DIRECTIONS FOR THIS TASK:
Return each line of the listing below, unchanged, and omit the images.

━━ INPUT

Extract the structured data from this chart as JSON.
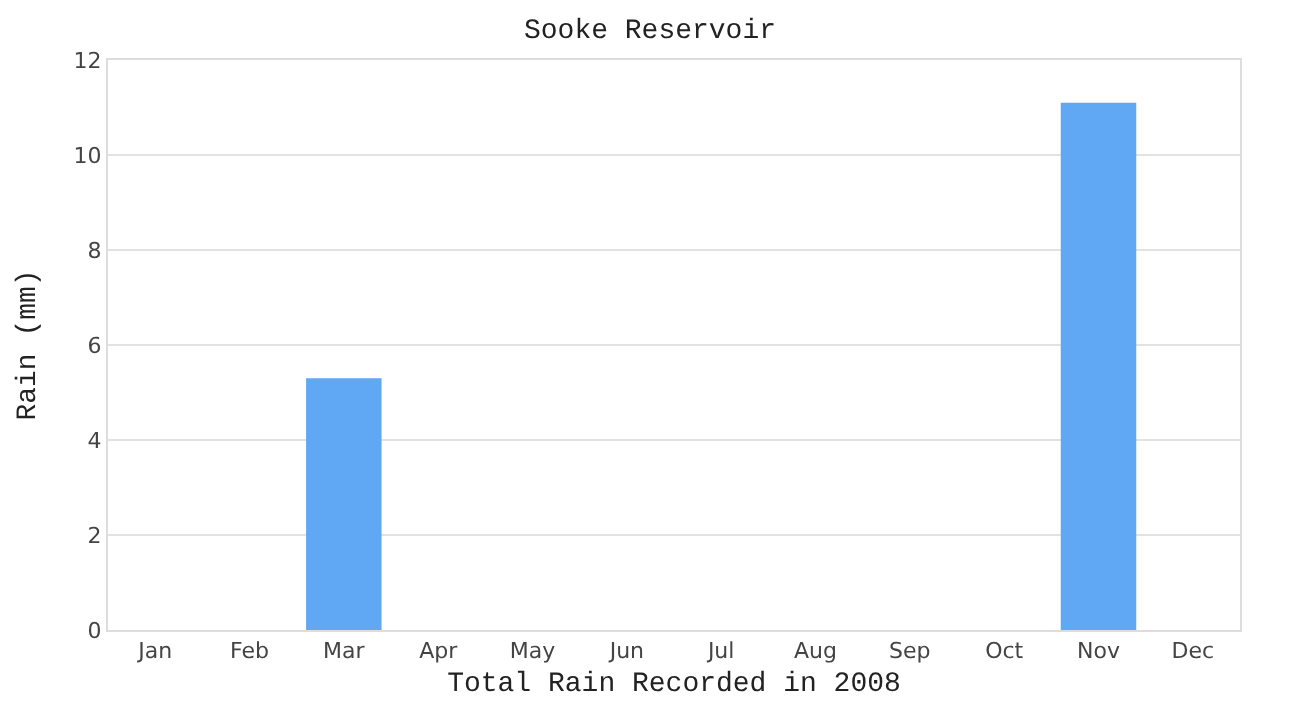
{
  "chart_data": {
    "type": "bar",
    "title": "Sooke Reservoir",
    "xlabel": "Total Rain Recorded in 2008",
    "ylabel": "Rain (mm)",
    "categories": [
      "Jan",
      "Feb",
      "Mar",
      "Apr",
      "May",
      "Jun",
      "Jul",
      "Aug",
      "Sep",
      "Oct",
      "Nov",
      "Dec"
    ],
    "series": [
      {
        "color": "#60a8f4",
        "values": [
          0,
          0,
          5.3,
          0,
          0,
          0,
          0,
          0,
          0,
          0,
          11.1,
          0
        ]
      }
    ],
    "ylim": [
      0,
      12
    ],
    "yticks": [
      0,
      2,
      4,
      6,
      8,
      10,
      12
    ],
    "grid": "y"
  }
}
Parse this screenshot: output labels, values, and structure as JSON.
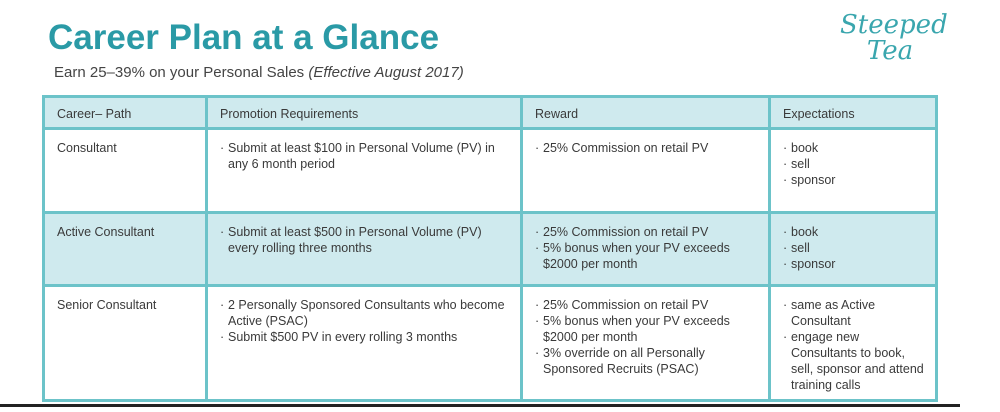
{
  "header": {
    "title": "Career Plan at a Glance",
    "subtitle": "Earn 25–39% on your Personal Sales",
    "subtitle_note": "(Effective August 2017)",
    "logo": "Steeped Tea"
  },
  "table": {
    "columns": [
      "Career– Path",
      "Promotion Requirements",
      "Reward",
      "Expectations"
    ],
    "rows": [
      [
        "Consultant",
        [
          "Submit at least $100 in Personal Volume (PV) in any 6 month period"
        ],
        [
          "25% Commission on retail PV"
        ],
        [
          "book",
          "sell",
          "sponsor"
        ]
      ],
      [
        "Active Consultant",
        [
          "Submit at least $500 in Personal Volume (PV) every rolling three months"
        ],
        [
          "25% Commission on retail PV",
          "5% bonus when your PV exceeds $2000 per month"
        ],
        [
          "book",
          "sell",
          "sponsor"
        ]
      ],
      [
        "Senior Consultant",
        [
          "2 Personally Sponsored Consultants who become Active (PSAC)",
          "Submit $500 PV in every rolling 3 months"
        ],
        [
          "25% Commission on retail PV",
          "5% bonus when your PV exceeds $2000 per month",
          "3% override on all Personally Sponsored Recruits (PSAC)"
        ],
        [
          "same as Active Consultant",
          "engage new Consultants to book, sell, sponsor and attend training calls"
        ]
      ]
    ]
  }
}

━━━━

SOLUTION FOR THIS PROBLEM:
Extract the structured data from this chart as JSON.
{
  "chart_data": {
    "type": "bar",
    "title": "Sooke Reservoir",
    "xlabel": "Total Rain Recorded in 2008",
    "ylabel": "Rain (mm)",
    "categories": [
      "Jan",
      "Feb",
      "Mar",
      "Apr",
      "May",
      "Jun",
      "Jul",
      "Aug",
      "Sep",
      "Oct",
      "Nov",
      "Dec"
    ],
    "series": [
      {
        "color": "#60a8f4",
        "values": [
          0,
          0,
          5.3,
          0,
          0,
          0,
          0,
          0,
          0,
          0,
          11.1,
          0
        ]
      }
    ],
    "ylim": [
      0,
      12
    ],
    "yticks": [
      0,
      2,
      4,
      6,
      8,
      10,
      12
    ],
    "grid": "y"
  }
}
Parse this screenshot: output labels, values, and structure as JSON.
{
  "header": {
    "title": "Career Plan at a Glance",
    "subtitle": "Earn 25–39% on your Personal Sales",
    "subtitle_note": "(Effective August 2017)",
    "logo": "Steeped Tea"
  },
  "table": {
    "columns": [
      "Career– Path",
      "Promotion Requirements",
      "Reward",
      "Expectations"
    ],
    "rows": [
      [
        "Consultant",
        [
          "Submit at least $100 in Personal Volume (PV) in any 6 month period"
        ],
        [
          "25% Commission on retail PV"
        ],
        [
          "book",
          "sell",
          "sponsor"
        ]
      ],
      [
        "Active Consultant",
        [
          "Submit at least $500 in Personal Volume (PV) every rolling three months"
        ],
        [
          "25% Commission on retail PV",
          "5% bonus when your PV exceeds $2000 per month"
        ],
        [
          "book",
          "sell",
          "sponsor"
        ]
      ],
      [
        "Senior Consultant",
        [
          "2 Personally Sponsored Consultants who become Active (PSAC)",
          "Submit $500 PV in every rolling 3 months"
        ],
        [
          "25% Commission on retail PV",
          "5% bonus when your PV exceeds $2000 per month",
          "3% override on all Personally Sponsored Recruits (PSAC)"
        ],
        [
          "same as Active Consultant",
          "engage new Consultants to book, sell, sponsor and attend training calls"
        ]
      ]
    ]
  }
}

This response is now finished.